Write out the whole listing, matching it exactly.

--- Begin ---

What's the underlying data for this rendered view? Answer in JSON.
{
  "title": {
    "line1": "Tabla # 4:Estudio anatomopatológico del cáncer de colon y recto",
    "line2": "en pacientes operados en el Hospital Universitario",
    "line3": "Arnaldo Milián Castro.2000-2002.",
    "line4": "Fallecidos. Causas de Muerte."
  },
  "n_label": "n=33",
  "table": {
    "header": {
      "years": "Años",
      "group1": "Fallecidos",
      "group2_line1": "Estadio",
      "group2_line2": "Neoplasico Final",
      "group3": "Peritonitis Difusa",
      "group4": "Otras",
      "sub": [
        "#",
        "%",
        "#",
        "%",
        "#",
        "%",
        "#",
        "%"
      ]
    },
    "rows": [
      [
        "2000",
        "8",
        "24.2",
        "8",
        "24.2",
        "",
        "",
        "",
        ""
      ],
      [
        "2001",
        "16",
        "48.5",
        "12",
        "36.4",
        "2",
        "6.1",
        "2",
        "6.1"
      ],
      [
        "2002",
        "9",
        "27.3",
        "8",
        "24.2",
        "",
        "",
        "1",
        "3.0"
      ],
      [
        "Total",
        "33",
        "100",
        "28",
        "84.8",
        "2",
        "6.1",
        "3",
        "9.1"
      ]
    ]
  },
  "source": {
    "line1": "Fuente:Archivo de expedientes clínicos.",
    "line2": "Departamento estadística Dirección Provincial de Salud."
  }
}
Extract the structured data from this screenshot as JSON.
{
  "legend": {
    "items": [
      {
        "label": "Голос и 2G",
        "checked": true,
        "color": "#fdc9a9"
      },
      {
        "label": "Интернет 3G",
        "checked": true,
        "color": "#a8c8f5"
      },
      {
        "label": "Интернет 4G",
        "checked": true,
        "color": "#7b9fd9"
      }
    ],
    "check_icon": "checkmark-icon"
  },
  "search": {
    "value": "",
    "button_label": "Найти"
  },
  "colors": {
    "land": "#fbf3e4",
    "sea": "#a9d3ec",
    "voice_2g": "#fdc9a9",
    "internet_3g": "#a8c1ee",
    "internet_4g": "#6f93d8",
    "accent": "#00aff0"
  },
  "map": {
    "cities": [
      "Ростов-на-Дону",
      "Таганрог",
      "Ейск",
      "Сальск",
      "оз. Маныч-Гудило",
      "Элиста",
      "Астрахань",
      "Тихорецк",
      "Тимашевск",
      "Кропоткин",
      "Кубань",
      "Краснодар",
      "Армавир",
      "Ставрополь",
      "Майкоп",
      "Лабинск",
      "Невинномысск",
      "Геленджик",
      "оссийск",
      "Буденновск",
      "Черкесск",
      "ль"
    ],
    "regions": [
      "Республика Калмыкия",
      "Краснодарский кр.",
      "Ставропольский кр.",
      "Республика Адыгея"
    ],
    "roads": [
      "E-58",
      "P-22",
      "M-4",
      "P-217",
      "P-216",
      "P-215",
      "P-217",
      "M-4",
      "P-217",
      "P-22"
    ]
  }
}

--- End ---

Solution:
What's the underlying data for this rendered view? Answer in JSON.
{
  "title": {
    "line1": "Tabla # 4:Estudio anatomopatológico del cáncer de colon y recto",
    "line2": "en pacientes operados en el Hospital Universitario",
    "line3": "Arnaldo Milián Castro.2000-2002.",
    "line4": "Fallecidos. Causas de Muerte."
  },
  "n_label": "n=33",
  "table": {
    "header": {
      "years": "Años",
      "group1": "Fallecidos",
      "group2_line1": "Estadio",
      "group2_line2": "Neoplasico Final",
      "group3": "Peritonitis Difusa",
      "group4": "Otras",
      "sub": [
        "#",
        "%",
        "#",
        "%",
        "#",
        "%",
        "#",
        "%"
      ]
    },
    "rows": [
      [
        "2000",
        "8",
        "24.2",
        "8",
        "24.2",
        "",
        "",
        "",
        ""
      ],
      [
        "2001",
        "16",
        "48.5",
        "12",
        "36.4",
        "2",
        "6.1",
        "2",
        "6.1"
      ],
      [
        "2002",
        "9",
        "27.3",
        "8",
        "24.2",
        "",
        "",
        "1",
        "3.0"
      ],
      [
        "Total",
        "33",
        "100",
        "28",
        "84.8",
        "2",
        "6.1",
        "3",
        "9.1"
      ]
    ]
  },
  "source": {
    "line1": "Fuente:Archivo de expedientes clínicos.",
    "line2": "Departamento estadística Dirección Provincial de Salud."
  }
}
Extract the structured data from this screenshot as JSON.
{
  "legend": {
    "items": [
      {
        "label": "Голос и 2G",
        "checked": true,
        "color": "#fdc9a9"
      },
      {
        "label": "Интернет 3G",
        "checked": true,
        "color": "#a8c8f5"
      },
      {
        "label": "Интернет 4G",
        "checked": true,
        "color": "#7b9fd9"
      }
    ],
    "check_icon": "checkmark-icon"
  },
  "search": {
    "value": "",
    "button_label": "Найти"
  },
  "colors": {
    "land": "#fbf3e4",
    "sea": "#a9d3ec",
    "voice_2g": "#fdc9a9",
    "internet_3g": "#a8c1ee",
    "internet_4g": "#6f93d8",
    "accent": "#00aff0"
  },
  "map": {
    "cities": [
      "Ростов-на-Дону",
      "Таганрог",
      "Ейск",
      "Сальск",
      "оз. Маныч-Гудило",
      "Элиста",
      "Астрахань",
      "Тихорецк",
      "Тимашевск",
      "Кропоткин",
      "Кубань",
      "Краснодар",
      "Армавир",
      "Ставрополь",
      "Майкоп",
      "Лабинск",
      "Невинномысск",
      "Геленджик",
      "оссийск",
      "Буденновск",
      "Черкесск",
      "ль"
    ],
    "regions": [
      "Республика Калмыкия",
      "Краснодарский кр.",
      "Ставропольский кр.",
      "Республика Адыгея"
    ],
    "roads": [
      "E-58",
      "P-22",
      "M-4",
      "P-217",
      "P-216",
      "P-215",
      "P-217",
      "M-4",
      "P-217",
      "P-22"
    ]
  }
}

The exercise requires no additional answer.